- Task details: Look below and pull out each line with the word "table".

Recorded data:
>>>

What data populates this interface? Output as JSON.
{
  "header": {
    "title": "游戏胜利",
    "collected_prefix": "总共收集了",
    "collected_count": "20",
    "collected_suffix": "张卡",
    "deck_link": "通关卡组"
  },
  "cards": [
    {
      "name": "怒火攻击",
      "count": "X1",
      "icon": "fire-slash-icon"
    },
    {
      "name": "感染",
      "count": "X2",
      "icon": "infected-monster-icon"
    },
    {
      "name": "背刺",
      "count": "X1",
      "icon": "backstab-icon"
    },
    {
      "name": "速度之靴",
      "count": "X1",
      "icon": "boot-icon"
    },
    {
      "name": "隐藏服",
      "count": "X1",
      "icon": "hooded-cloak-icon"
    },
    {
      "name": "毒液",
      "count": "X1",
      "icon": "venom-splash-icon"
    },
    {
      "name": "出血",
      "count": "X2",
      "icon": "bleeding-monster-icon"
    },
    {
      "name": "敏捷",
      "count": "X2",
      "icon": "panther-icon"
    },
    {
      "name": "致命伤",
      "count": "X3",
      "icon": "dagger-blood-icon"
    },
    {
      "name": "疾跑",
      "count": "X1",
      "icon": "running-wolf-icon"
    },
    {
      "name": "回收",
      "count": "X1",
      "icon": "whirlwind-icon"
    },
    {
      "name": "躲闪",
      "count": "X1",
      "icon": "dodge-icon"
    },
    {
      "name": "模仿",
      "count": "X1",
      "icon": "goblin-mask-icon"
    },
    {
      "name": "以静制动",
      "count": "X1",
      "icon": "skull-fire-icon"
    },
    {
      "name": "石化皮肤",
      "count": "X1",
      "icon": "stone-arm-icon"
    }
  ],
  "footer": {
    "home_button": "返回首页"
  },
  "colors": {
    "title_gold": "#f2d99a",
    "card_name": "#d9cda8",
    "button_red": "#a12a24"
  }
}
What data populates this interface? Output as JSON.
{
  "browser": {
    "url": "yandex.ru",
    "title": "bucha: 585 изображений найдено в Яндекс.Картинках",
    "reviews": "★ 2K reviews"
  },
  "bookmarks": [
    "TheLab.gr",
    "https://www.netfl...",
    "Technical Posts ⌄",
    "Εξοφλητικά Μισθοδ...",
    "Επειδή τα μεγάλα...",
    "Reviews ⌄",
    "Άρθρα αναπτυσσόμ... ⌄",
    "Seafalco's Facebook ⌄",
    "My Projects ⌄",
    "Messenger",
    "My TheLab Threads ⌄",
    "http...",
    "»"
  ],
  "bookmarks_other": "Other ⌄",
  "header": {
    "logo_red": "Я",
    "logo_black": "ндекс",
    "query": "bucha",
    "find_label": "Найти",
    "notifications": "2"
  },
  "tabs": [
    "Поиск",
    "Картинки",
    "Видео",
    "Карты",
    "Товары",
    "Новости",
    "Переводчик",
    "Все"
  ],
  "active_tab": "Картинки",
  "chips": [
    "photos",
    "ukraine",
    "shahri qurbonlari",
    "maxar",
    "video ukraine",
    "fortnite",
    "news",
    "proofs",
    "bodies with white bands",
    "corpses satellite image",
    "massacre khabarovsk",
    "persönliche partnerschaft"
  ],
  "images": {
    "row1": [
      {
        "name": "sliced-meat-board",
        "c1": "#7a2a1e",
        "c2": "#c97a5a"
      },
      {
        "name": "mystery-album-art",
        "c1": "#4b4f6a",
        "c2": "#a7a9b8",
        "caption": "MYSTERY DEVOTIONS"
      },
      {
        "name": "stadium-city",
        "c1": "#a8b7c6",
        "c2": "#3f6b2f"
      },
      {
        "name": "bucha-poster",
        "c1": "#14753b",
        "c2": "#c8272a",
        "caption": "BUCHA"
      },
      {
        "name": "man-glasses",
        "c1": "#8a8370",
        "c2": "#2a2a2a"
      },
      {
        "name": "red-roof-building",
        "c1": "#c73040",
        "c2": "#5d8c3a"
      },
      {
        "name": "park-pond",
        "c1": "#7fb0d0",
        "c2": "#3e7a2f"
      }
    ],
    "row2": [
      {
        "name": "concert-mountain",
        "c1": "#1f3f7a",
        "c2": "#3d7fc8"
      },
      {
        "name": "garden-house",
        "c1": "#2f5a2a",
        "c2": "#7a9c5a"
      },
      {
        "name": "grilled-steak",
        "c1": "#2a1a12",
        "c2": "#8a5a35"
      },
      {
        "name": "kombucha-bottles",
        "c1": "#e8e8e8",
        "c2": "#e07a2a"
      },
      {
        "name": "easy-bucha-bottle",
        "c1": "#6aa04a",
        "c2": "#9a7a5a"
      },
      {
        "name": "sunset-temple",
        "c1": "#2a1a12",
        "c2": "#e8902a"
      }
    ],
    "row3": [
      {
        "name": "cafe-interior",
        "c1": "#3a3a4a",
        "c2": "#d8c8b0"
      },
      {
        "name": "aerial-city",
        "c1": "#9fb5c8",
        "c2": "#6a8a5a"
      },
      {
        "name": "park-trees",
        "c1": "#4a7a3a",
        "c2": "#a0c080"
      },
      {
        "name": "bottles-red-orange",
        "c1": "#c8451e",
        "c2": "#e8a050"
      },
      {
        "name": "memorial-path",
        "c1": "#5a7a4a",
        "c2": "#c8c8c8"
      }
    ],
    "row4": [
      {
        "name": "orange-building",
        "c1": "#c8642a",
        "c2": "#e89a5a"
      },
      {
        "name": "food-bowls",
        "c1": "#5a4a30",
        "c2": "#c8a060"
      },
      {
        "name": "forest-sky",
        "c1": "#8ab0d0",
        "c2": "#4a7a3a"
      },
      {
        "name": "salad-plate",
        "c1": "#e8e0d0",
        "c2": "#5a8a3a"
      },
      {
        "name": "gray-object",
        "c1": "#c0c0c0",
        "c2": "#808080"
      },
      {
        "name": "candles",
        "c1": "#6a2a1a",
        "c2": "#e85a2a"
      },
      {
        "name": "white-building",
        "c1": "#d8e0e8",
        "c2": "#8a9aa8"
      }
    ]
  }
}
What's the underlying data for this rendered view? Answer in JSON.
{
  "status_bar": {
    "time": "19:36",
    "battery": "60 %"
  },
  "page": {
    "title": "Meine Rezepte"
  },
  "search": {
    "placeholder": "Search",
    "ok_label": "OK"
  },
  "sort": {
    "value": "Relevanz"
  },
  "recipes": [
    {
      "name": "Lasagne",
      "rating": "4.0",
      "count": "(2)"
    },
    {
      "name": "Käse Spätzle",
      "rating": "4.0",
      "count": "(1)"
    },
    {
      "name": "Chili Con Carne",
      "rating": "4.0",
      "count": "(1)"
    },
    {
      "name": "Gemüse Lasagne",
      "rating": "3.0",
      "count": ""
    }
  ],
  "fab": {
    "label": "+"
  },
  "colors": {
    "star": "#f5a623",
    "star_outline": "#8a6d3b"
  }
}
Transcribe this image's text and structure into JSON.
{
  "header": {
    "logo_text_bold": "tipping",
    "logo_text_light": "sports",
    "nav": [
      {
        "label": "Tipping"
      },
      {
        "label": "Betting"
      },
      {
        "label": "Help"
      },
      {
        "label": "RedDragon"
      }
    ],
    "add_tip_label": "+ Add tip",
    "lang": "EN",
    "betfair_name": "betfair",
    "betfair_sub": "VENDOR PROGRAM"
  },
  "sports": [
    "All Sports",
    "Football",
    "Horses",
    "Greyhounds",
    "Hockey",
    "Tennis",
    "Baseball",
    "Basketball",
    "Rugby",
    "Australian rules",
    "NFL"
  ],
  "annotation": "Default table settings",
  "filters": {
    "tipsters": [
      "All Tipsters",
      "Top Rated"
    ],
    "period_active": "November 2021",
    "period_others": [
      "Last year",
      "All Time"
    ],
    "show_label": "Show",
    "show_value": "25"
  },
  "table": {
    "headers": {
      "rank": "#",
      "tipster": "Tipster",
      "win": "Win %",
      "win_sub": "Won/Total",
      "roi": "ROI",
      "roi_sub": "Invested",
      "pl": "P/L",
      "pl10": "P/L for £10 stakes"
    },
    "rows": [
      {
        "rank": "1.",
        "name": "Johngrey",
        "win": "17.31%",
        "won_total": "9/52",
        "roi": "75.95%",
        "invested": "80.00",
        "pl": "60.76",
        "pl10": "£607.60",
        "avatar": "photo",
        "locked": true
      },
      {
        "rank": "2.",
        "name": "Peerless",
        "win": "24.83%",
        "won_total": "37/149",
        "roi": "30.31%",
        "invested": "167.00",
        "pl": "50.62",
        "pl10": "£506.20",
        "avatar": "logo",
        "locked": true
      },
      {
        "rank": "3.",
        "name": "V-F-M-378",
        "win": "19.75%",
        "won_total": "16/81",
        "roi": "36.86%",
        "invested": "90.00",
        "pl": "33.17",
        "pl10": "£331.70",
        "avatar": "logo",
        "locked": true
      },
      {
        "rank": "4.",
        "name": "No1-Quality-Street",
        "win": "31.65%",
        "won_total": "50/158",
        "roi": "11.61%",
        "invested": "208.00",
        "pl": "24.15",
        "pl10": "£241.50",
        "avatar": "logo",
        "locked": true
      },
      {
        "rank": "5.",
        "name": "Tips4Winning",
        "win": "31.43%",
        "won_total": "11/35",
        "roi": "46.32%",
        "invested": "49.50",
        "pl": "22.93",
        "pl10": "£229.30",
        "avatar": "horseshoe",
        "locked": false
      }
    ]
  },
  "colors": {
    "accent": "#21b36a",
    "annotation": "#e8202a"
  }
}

<<<

- Answer to this task:
  "annotation": "Default table settings",
  "table": {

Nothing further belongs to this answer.